GIVEN EXERCISE | Lines containing the word "scores" are to be counted; state their number and nothing further.

[Data records]
-- start --

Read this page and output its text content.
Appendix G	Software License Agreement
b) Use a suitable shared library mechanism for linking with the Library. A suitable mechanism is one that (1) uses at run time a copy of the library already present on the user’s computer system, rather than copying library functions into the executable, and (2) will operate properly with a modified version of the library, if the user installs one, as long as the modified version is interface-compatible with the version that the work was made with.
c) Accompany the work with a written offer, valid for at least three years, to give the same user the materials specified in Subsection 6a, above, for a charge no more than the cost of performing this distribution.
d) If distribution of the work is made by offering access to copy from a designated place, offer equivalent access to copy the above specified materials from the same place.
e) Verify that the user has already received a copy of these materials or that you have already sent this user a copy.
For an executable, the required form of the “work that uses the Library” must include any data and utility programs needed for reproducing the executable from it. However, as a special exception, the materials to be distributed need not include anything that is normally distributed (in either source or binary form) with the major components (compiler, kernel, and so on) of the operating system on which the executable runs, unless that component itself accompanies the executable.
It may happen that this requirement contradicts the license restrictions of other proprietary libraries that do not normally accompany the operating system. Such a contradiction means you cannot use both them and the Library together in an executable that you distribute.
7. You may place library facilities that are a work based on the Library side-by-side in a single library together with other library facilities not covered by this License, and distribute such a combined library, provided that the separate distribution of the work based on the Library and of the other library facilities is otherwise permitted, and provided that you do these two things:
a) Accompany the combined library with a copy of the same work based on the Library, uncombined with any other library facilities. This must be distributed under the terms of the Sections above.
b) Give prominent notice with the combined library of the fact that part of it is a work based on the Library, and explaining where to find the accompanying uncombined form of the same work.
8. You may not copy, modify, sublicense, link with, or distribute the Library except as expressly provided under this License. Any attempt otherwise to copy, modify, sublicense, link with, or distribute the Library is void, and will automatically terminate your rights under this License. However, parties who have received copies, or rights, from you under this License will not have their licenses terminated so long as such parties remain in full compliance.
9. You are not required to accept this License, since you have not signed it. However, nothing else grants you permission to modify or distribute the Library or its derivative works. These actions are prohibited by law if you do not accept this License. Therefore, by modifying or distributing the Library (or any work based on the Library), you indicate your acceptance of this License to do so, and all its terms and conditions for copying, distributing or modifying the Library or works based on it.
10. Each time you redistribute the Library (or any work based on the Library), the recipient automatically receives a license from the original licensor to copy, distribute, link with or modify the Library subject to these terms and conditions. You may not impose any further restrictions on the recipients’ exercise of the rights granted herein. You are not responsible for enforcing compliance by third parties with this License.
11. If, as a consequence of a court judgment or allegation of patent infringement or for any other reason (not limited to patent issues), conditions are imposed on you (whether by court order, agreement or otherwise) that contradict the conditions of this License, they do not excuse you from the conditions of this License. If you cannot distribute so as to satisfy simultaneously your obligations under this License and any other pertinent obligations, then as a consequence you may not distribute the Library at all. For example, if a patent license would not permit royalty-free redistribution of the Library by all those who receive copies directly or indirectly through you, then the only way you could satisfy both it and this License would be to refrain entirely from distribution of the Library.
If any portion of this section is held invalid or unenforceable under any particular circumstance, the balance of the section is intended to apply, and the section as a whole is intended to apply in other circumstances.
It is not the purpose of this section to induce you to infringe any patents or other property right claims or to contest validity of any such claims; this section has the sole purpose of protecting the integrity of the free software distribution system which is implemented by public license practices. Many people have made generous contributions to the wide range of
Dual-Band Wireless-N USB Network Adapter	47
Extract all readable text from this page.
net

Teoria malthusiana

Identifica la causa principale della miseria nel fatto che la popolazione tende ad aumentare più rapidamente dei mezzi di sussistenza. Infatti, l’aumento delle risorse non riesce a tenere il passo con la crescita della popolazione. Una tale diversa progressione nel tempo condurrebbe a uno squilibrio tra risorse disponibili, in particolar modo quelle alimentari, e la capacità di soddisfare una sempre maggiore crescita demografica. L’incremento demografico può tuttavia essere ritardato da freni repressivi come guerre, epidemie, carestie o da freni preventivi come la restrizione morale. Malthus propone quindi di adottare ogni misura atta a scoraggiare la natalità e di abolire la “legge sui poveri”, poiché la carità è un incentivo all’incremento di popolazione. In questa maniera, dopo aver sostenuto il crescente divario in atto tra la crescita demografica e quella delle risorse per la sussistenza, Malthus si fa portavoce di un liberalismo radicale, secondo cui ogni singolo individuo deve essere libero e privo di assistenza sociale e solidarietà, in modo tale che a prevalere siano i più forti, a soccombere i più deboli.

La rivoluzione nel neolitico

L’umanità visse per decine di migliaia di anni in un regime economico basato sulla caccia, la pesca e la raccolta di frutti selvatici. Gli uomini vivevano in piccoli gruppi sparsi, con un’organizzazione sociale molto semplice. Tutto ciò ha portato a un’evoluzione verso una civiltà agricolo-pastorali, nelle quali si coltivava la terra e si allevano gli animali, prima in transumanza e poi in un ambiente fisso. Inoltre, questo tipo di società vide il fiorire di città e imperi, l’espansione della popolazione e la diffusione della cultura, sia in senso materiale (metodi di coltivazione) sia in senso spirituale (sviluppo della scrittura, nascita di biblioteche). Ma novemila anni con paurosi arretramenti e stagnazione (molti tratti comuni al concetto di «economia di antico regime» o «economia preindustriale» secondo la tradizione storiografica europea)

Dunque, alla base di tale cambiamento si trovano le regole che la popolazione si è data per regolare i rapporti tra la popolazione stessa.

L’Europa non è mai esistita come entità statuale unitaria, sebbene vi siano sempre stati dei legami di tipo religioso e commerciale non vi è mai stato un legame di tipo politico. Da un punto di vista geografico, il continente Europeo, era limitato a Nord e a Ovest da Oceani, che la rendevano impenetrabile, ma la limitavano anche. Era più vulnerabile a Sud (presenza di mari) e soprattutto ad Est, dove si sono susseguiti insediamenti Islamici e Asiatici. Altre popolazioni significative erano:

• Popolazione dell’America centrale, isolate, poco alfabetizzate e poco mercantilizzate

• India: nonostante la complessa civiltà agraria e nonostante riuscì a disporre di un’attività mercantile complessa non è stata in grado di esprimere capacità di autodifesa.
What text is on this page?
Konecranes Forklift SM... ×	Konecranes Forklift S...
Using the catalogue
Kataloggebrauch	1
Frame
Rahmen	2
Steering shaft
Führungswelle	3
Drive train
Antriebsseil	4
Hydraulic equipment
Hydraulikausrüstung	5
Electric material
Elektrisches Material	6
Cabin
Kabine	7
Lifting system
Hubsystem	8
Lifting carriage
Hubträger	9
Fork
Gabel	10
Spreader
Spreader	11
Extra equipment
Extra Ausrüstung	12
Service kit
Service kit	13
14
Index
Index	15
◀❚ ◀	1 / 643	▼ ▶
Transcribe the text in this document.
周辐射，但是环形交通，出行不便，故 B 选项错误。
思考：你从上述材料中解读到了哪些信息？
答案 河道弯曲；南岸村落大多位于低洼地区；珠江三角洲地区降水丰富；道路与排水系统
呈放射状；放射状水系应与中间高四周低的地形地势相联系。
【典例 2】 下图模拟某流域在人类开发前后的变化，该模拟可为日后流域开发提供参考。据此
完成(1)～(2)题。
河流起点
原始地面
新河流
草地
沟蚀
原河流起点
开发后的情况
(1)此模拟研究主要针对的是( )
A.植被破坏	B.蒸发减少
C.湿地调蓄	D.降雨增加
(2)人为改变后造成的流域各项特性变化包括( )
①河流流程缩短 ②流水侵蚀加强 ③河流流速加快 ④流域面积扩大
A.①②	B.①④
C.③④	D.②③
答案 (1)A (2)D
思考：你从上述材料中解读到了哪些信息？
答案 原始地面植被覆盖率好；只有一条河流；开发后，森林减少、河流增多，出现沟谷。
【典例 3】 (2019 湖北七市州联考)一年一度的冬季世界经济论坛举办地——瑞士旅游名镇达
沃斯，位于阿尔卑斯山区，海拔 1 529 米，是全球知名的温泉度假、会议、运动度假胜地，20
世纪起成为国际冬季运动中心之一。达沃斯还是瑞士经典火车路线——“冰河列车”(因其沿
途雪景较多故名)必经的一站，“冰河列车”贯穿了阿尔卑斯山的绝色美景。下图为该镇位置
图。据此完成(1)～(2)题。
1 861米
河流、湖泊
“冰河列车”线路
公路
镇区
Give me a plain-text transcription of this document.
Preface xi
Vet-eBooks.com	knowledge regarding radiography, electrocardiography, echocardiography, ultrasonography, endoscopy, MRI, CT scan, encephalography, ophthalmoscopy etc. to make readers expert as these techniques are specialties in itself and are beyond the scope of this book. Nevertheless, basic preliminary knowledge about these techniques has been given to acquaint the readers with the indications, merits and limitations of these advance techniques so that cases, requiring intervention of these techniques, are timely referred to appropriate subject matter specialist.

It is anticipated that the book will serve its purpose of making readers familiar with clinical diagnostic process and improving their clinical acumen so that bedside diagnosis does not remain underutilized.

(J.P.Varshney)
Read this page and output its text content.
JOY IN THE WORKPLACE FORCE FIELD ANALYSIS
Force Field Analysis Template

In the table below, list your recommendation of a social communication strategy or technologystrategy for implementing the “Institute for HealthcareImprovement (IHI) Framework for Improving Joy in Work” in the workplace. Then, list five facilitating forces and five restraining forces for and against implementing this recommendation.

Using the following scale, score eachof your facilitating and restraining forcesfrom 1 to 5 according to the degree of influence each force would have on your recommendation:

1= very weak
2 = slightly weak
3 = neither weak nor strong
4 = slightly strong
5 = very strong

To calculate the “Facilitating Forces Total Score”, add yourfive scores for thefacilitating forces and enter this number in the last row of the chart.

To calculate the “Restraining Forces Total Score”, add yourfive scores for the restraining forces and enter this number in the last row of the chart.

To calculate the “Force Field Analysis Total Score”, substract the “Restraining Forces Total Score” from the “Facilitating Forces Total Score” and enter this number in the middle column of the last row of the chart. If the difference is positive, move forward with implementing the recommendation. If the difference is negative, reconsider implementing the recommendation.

-- end --

ANSWER FOR THE TASK | 2